Work to complete: Pull out each line of the records holding the string "Total".

Lines of data
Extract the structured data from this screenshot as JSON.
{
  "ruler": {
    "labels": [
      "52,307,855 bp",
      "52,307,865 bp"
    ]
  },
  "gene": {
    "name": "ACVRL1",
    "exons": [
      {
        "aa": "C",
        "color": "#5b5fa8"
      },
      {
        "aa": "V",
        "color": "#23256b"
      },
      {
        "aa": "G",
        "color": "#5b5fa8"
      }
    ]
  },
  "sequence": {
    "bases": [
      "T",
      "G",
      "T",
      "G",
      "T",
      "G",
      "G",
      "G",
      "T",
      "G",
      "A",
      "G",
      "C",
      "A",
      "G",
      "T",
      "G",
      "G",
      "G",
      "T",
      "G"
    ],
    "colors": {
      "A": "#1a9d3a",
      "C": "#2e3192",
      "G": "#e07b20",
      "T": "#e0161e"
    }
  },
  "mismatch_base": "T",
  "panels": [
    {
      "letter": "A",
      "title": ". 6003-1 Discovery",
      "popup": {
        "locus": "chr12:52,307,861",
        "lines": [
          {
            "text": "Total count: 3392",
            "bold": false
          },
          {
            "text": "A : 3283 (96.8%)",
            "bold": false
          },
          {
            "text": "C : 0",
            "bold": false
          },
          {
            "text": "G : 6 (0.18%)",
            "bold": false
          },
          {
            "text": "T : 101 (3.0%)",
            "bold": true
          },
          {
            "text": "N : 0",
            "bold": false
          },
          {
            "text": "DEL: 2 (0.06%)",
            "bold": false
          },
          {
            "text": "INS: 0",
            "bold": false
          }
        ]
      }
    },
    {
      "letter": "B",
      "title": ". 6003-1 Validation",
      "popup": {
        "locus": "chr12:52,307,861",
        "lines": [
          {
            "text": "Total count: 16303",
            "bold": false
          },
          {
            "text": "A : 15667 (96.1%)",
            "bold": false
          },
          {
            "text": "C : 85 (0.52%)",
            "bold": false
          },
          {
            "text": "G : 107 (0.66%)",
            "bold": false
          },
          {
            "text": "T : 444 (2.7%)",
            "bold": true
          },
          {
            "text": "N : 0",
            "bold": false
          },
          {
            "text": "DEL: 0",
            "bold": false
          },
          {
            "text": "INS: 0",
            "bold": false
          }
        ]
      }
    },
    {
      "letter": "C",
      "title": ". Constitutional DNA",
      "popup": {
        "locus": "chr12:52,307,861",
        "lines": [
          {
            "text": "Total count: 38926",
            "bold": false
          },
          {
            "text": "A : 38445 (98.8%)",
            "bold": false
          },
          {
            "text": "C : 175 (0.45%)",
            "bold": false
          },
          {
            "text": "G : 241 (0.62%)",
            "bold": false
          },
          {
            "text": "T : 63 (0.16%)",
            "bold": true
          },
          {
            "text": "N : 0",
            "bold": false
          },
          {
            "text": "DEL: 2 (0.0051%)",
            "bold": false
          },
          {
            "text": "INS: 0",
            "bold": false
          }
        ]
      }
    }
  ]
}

Result of this task:
            "text": "Total count: 3392",
            "text": "Total count: 16303",
            "text": "Total count: 38926",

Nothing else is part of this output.